| TASK TO COMPLETE |
Select all lines in the records that include "text".

| MATERIAL SHOWN |
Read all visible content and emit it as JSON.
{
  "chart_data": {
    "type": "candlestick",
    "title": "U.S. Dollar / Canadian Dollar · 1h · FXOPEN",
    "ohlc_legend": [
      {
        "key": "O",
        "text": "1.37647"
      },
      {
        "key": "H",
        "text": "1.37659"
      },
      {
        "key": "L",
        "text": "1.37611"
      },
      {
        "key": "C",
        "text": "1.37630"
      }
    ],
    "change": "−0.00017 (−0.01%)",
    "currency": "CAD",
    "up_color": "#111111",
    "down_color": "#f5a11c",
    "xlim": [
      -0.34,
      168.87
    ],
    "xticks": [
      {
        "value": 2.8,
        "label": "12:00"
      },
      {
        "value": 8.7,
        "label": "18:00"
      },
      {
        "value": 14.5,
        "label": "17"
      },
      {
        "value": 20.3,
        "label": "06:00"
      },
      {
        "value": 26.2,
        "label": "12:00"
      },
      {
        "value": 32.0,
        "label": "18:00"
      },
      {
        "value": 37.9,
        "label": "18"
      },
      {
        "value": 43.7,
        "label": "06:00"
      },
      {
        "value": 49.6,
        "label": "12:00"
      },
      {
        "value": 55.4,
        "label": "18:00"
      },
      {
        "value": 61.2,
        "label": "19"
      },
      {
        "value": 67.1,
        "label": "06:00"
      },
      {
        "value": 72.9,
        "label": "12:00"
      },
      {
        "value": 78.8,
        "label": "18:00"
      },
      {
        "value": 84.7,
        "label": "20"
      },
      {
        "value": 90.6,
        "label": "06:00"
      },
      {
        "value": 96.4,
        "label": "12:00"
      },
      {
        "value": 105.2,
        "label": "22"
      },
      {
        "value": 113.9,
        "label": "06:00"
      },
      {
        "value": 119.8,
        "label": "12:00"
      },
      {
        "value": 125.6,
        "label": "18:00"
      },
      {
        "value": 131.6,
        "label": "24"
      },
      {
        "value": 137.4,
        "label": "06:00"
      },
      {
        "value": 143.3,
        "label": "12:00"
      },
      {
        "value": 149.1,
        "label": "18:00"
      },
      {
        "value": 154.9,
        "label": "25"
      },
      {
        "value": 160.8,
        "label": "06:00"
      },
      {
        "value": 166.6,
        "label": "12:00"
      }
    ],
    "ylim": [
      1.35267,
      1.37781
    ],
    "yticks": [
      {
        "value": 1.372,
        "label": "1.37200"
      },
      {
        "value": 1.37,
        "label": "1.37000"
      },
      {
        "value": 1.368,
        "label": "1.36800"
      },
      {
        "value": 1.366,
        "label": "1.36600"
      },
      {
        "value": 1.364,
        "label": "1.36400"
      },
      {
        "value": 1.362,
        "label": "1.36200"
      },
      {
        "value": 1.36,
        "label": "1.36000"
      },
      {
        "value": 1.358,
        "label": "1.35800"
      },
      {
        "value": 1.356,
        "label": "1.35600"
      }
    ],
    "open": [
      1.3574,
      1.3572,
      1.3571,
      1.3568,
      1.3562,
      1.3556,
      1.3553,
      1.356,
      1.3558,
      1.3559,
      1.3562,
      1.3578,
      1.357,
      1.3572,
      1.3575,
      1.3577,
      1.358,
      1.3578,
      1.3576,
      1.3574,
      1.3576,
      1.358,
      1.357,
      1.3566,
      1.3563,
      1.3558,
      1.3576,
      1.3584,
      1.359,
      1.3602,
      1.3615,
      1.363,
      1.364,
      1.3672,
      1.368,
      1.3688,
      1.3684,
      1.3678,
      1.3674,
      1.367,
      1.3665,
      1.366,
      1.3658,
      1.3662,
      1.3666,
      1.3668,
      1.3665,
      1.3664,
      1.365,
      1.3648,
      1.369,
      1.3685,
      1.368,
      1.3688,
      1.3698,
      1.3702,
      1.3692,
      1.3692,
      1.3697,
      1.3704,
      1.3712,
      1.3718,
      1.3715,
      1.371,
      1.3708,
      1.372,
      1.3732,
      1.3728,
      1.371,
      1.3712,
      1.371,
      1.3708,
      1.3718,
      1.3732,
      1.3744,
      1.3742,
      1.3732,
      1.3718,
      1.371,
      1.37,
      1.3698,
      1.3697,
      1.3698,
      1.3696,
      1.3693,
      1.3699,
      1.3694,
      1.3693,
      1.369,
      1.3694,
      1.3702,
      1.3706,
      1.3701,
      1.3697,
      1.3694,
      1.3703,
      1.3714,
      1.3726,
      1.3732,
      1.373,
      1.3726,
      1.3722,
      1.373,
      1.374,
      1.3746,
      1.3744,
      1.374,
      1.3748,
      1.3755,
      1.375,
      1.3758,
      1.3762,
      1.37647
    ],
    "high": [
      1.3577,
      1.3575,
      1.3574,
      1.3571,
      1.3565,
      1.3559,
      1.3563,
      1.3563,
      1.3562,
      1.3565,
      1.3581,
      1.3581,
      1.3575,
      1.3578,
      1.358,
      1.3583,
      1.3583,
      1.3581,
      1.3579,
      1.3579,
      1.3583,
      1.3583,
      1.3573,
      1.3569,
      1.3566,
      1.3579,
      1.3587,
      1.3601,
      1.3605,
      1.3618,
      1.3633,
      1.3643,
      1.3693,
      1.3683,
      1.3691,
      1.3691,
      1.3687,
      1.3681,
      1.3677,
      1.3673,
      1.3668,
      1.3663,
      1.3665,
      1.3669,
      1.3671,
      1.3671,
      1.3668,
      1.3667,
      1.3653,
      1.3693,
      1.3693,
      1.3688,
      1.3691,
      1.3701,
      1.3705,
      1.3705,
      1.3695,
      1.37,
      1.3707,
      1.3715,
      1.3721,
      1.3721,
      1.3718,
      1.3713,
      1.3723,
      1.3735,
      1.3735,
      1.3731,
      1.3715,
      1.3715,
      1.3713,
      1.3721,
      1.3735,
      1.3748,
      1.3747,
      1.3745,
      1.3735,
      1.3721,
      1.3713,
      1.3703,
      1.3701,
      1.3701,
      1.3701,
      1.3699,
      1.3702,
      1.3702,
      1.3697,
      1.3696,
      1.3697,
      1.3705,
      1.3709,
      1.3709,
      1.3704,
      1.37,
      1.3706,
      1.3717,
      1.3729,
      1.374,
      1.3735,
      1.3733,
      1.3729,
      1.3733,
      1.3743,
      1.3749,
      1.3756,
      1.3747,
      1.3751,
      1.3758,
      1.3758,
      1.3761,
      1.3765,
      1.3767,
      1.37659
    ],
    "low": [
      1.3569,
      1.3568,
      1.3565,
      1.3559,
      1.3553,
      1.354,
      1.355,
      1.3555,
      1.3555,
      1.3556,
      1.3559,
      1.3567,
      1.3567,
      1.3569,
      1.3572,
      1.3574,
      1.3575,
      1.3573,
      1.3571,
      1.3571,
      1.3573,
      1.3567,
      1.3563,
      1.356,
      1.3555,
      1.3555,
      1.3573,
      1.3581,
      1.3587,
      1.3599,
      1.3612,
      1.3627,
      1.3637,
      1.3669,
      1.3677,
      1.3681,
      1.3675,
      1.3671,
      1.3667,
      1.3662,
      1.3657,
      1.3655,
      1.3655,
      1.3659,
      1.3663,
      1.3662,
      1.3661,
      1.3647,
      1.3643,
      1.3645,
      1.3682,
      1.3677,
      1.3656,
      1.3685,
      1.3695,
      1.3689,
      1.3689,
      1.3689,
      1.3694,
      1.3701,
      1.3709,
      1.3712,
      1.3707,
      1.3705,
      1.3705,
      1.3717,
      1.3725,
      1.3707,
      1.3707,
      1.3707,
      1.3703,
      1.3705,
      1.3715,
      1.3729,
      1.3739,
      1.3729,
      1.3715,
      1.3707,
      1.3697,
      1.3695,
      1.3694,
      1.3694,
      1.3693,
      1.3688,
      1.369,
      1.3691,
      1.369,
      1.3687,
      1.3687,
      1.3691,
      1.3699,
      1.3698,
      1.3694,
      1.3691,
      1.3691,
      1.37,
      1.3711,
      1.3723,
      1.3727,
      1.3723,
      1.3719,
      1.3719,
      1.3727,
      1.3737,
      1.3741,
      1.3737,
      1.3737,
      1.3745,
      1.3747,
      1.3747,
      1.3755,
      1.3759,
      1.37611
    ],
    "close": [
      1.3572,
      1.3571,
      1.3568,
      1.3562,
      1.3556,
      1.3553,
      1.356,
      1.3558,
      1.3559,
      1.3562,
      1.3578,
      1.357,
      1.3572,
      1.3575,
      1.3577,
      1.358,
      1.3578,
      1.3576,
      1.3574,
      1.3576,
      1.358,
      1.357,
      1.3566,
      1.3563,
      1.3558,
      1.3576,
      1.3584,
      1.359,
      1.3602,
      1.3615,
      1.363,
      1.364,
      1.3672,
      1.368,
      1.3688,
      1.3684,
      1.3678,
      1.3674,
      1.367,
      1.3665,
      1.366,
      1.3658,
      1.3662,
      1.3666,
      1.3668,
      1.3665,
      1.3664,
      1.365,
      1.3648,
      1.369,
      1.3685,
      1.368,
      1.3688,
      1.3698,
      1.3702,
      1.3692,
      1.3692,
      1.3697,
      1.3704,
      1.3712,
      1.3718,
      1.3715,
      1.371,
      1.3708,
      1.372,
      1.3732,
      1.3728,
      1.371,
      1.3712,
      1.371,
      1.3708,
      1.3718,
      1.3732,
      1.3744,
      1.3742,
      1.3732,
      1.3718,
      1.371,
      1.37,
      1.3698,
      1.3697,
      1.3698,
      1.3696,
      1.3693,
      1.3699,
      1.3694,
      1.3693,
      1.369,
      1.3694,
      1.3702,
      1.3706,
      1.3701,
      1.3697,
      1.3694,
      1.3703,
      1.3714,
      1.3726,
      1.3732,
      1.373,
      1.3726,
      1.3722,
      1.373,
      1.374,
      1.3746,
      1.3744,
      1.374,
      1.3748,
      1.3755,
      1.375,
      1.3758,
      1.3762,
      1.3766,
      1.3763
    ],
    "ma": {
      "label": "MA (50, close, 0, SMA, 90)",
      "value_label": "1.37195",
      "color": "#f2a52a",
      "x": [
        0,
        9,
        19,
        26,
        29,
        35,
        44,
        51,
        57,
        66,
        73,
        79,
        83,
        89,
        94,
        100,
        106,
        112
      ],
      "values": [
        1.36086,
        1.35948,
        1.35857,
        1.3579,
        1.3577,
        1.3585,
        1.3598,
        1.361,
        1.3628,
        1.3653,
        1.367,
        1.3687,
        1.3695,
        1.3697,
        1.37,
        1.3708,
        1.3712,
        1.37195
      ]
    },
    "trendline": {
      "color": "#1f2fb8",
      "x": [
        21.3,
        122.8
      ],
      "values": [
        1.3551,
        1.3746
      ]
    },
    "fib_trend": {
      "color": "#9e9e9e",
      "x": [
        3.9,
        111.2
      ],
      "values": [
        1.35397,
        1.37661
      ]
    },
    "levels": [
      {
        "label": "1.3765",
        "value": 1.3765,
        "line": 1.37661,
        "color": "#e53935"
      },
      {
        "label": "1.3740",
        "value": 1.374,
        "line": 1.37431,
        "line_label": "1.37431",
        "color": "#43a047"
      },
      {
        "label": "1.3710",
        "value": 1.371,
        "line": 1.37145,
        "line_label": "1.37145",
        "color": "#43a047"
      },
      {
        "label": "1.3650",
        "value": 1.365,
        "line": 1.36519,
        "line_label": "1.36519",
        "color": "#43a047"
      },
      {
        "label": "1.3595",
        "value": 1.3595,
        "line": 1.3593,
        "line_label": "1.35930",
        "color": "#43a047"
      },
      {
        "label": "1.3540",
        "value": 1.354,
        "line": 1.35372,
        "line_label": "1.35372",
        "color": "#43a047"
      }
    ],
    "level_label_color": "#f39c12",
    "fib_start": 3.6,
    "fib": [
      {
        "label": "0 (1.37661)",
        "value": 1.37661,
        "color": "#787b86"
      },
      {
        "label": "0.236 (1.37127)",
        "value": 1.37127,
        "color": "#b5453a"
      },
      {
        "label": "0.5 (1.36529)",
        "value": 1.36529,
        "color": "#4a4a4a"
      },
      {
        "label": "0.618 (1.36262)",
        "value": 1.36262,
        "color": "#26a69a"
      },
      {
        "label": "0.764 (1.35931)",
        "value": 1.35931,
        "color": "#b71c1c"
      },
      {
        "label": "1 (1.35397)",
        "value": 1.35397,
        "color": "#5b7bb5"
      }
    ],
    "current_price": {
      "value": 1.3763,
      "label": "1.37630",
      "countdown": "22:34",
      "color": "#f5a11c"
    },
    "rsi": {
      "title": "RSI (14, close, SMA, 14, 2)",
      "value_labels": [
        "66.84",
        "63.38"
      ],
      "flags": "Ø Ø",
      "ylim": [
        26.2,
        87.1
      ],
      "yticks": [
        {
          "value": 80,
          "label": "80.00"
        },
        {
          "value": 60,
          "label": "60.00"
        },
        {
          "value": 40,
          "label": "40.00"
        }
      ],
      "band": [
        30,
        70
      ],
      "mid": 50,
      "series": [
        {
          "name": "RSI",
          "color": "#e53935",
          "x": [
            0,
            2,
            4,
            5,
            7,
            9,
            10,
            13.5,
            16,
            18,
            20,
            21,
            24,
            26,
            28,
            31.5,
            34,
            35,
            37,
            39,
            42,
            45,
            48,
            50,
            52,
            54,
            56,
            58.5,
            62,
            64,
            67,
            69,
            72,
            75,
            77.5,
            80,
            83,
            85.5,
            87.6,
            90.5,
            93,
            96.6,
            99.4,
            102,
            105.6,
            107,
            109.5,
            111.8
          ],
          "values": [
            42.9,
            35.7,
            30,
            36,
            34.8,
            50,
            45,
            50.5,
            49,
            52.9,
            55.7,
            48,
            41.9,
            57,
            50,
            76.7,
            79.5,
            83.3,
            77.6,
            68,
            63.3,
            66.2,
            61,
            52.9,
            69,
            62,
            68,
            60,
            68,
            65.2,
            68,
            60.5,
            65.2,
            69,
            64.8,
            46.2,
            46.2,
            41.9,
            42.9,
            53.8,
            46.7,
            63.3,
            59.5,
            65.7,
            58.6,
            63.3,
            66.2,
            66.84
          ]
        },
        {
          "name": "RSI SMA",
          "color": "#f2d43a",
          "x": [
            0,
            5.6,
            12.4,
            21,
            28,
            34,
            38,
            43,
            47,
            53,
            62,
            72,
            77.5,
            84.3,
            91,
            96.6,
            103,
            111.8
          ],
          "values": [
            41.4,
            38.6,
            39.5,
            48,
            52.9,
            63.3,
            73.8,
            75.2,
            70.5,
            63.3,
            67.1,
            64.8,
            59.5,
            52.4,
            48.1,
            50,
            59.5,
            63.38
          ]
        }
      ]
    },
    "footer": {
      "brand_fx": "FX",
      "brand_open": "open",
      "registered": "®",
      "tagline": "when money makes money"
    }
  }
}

| RESULT OF THE EXERCISE |
        "text": "1.37647"
        "text": "1.37659"
        "text": "1.37611"
        "text": "1.37630"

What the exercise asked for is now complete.